(Chart and figure data)
==================================================
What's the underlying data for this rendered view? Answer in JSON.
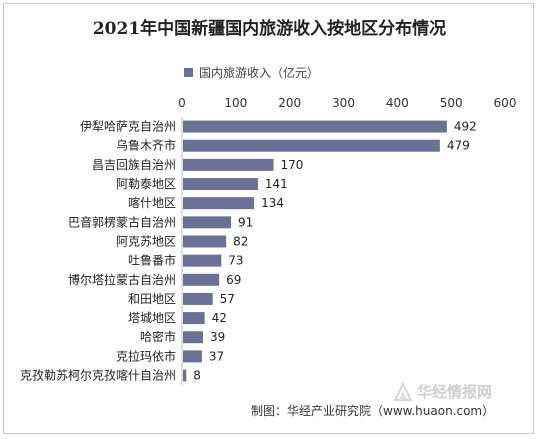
{
  "title": "2021年中国新疆国内旅游收入按地区分布情况",
  "legend": {
    "label": "国内旅游收入（亿元）",
    "color": "#6b7196"
  },
  "source": "制图：华经产业研究院（www.huaon.com）",
  "watermark": {
    "text": "华经情报网"
  },
  "chart_data": {
    "type": "bar",
    "orientation": "horizontal",
    "title": "2021年中国新疆国内旅游收入按地区分布情况",
    "xlim": [
      0,
      600
    ],
    "xticks": [
      0,
      100,
      200,
      300,
      400,
      500,
      600
    ],
    "xaxis_position": "top",
    "grid": false,
    "legend_position": "top",
    "categories": [
      "伊犁哈萨克自治州",
      "乌鲁木齐市",
      "昌吉回族自治州",
      "阿勒泰地区",
      "喀什地区",
      "巴音郭楞蒙古自治州",
      "阿克苏地区",
      "吐鲁番市",
      "博尔塔拉蒙古自治州",
      "和田地区",
      "塔城地区",
      "哈密市",
      "克拉玛依市",
      "克孜勒苏柯尔克孜喀什自治州"
    ],
    "series": [
      {
        "name": "国内旅游收入（亿元）",
        "values": [
          492,
          479,
          170,
          141,
          134,
          91,
          82,
          73,
          69,
          57,
          42,
          39,
          37,
          8
        ],
        "color": "#6b7196"
      }
    ]
  }
}
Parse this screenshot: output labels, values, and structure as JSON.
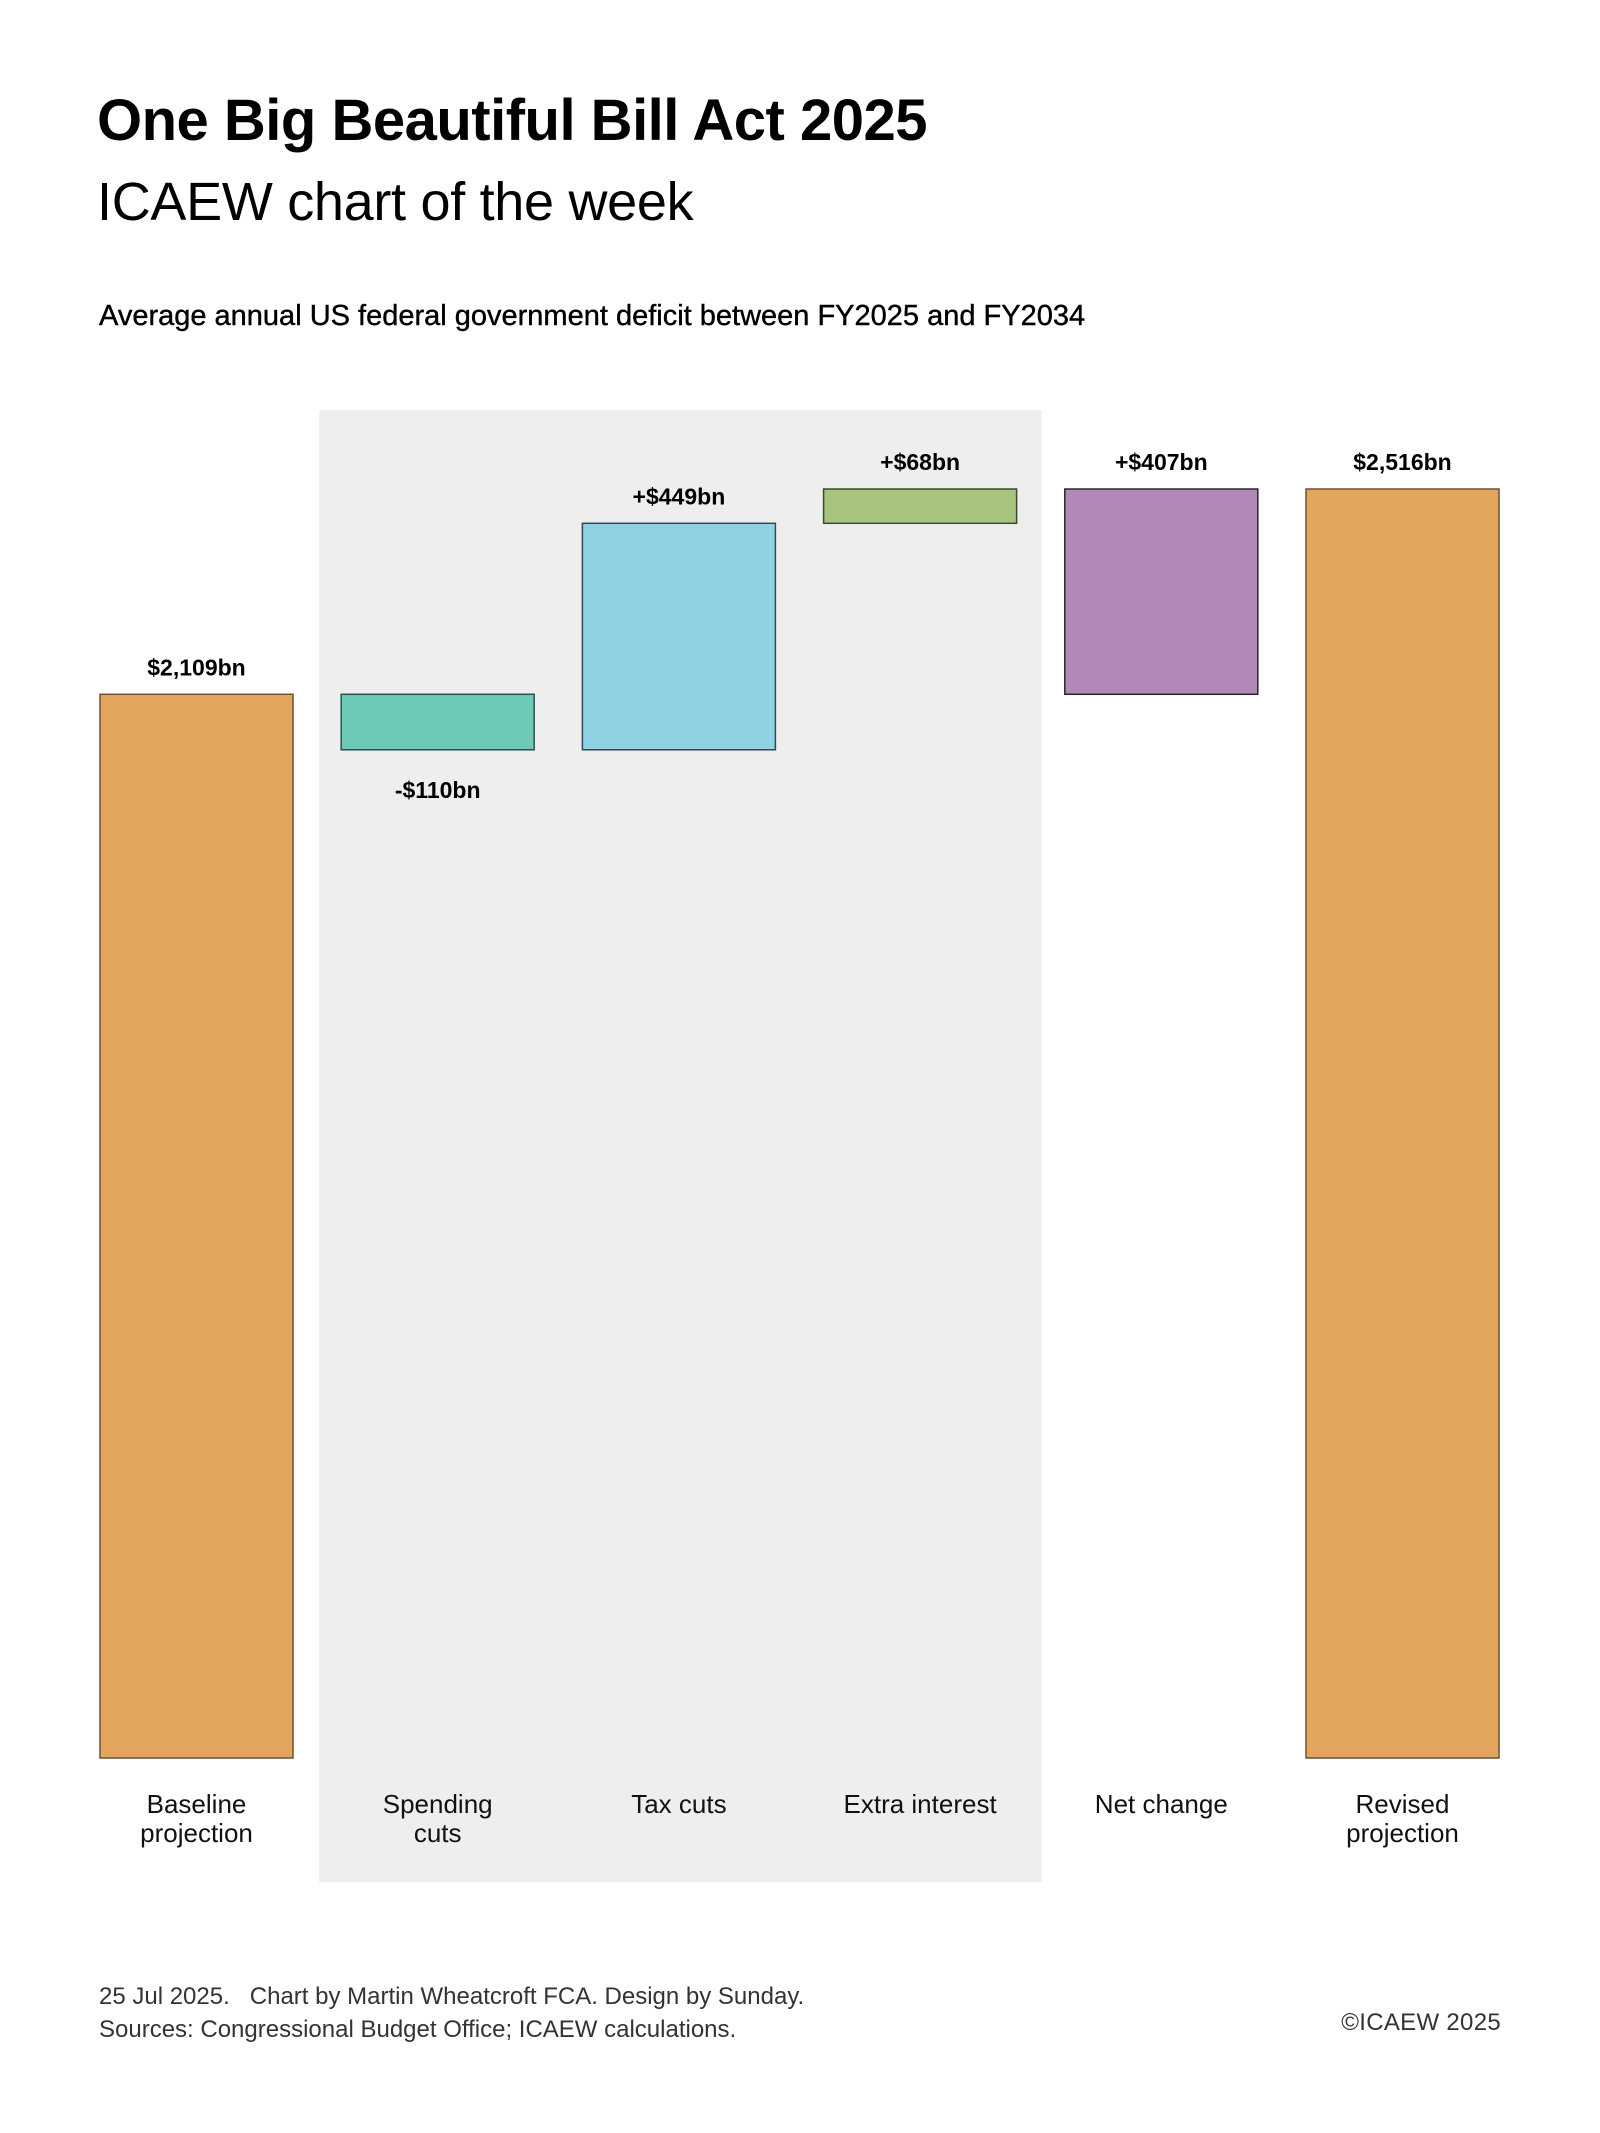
{
  "header": {
    "title": "One Big Beautiful Bill Act 2025",
    "subtitle": "ICAEW chart of the week"
  },
  "chart_data": {
    "type": "waterfall",
    "title": "Average annual US federal government deficit between FY2025 and FY2034",
    "unit": "$bn",
    "xlabel": "",
    "ylabel": "",
    "grid": false,
    "highlight_region": {
      "categories": [
        "Spending cuts",
        "Tax cuts",
        "Extra interest"
      ],
      "color": "#edeeed"
    },
    "bars": [
      {
        "category": [
          "Baseline",
          "projection"
        ],
        "kind": "total",
        "value": 2109,
        "start": 0,
        "end": 2109,
        "label": "$2,109bn",
        "label_position": "above",
        "color": "#e4a55e",
        "stroke": "#6b5233"
      },
      {
        "category": [
          "Spending",
          "cuts"
        ],
        "kind": "delta",
        "value": -110,
        "start": 2109,
        "end": 1999,
        "label": "-$110bn",
        "label_position": "below",
        "color": "#6ec9b6",
        "stroke": "#2f4f48"
      },
      {
        "category": [
          "Tax cuts"
        ],
        "kind": "delta",
        "value": 449,
        "start": 1999,
        "end": 2448,
        "label": "+$449bn",
        "label_position": "above",
        "color": "#8fd2e4",
        "stroke": "#2f4a55"
      },
      {
        "category": [
          "Extra interest"
        ],
        "kind": "delta",
        "value": 68,
        "start": 2448,
        "end": 2516,
        "label": "+$68bn",
        "label_position": "above",
        "color": "#a9c47f",
        "stroke": "#3c4a2c"
      },
      {
        "category": [
          "Net change"
        ],
        "kind": "delta",
        "value": 407,
        "start": 2109,
        "end": 2516,
        "label": "+$407bn",
        "label_position": "above",
        "color": "#b287b9",
        "stroke": "#2e2230"
      },
      {
        "category": [
          "Revised",
          "projection"
        ],
        "kind": "total",
        "value": 2516,
        "start": 0,
        "end": 2516,
        "label": "$2,516bn",
        "label_position": "above",
        "color": "#e4a55e",
        "stroke": "#6b5233"
      }
    ],
    "ylim": [
      0,
      2516
    ]
  },
  "footer": {
    "line1": "25 Jul 2025.   Chart by Martin Wheatcroft FCA. Design by Sunday.",
    "line2": "Sources: Congressional Budget Office; ICAEW calculations.",
    "copyright": "©ICAEW 2025"
  }
}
==================================================
Print the entries above exactly, taking out only the pictures.

What's the underlying data for this rendered view? Answer in JSON.
{
  "title": "2021年中国新疆国内旅游收入按地区分布情况",
  "legend": {
    "label": "国内旅游收入（亿元）",
    "color": "#6b7196"
  },
  "source": "制图：华经产业研究院（www.huaon.com）",
  "watermark": {
    "text": "华经情报网"
  },
  "chart_data": {
    "type": "bar",
    "orientation": "horizontal",
    "title": "2021年中国新疆国内旅游收入按地区分布情况",
    "xlim": [
      0,
      600
    ],
    "xticks": [
      0,
      100,
      200,
      300,
      400,
      500,
      600
    ],
    "xaxis_position": "top",
    "grid": false,
    "legend_position": "top",
    "categories": [
      "伊犁哈萨克自治州",
      "乌鲁木齐市",
      "昌吉回族自治州",
      "阿勒泰地区",
      "喀什地区",
      "巴音郭楞蒙古自治州",
      "阿克苏地区",
      "吐鲁番市",
      "博尔塔拉蒙古自治州",
      "和田地区",
      "塔城地区",
      "哈密市",
      "克拉玛依市",
      "克孜勒苏柯尔克孜喀什自治州"
    ],
    "series": [
      {
        "name": "国内旅游收入（亿元）",
        "values": [
          492,
          479,
          170,
          141,
          134,
          91,
          82,
          73,
          69,
          57,
          42,
          39,
          37,
          8
        ],
        "color": "#6b7196"
      }
    ]
  }
}
Parse this screenshot: output labels, values, and structure as JSON.
{
  "header": {
    "title": "One Big Beautiful Bill Act 2025",
    "subtitle": "ICAEW chart of the week"
  },
  "chart_data": {
    "type": "waterfall",
    "title": "Average annual US federal government deficit between FY2025 and FY2034",
    "unit": "$bn",
    "xlabel": "",
    "ylabel": "",
    "grid": false,
    "highlight_region": {
      "categories": [
        "Spending cuts",
        "Tax cuts",
        "Extra interest"
      ],
      "color": "#edeeed"
    },
    "bars": [
      {
        "category": [
          "Baseline",
          "projection"
        ],
        "kind": "total",
        "value": 2109,
        "start": 0,
        "end": 2109,
        "label": "$2,109bn",
        "label_position": "above",
        "color": "#e4a55e",
        "stroke": "#6b5233"
      },
      {
        "category": [
          "Spending",
          "cuts"
        ],
        "kind": "delta",
        "value": -110,
        "start": 2109,
        "end": 1999,
        "label": "-$110bn",
        "label_position": "below",
        "color": "#6ec9b6",
        "stroke": "#2f4f48"
      },
      {
        "category": [
          "Tax cuts"
        ],
        "kind": "delta",
        "value": 449,
        "start": 1999,
        "end": 2448,
        "label": "+$449bn",
        "label_position": "above",
        "color": "#8fd2e4",
        "stroke": "#2f4a55"
      },
      {
        "category": [
          "Extra interest"
        ],
        "kind": "delta",
        "value": 68,
        "start": 2448,
        "end": 2516,
        "label": "+$68bn",
        "label_position": "above",
        "color": "#a9c47f",
        "stroke": "#3c4a2c"
      },
      {
        "category": [
          "Net change"
        ],
        "kind": "delta",
        "value": 407,
        "start": 2109,
        "end": 2516,
        "label": "+$407bn",
        "label_position": "above",
        "color": "#b287b9",
        "stroke": "#2e2230"
      },
      {
        "category": [
          "Revised",
          "projection"
        ],
        "kind": "total",
        "value": 2516,
        "start": 0,
        "end": 2516,
        "label": "$2,516bn",
        "label_position": "above",
        "color": "#e4a55e",
        "stroke": "#6b5233"
      }
    ],
    "ylim": [
      0,
      2516
    ]
  },
  "footer": {
    "line1": "25 Jul 2025.   Chart by Martin Wheatcroft FCA. Design by Sunday.",
    "line2": "Sources: Congressional Budget Office; ICAEW calculations.",
    "copyright": "©ICAEW 2025"
  }
}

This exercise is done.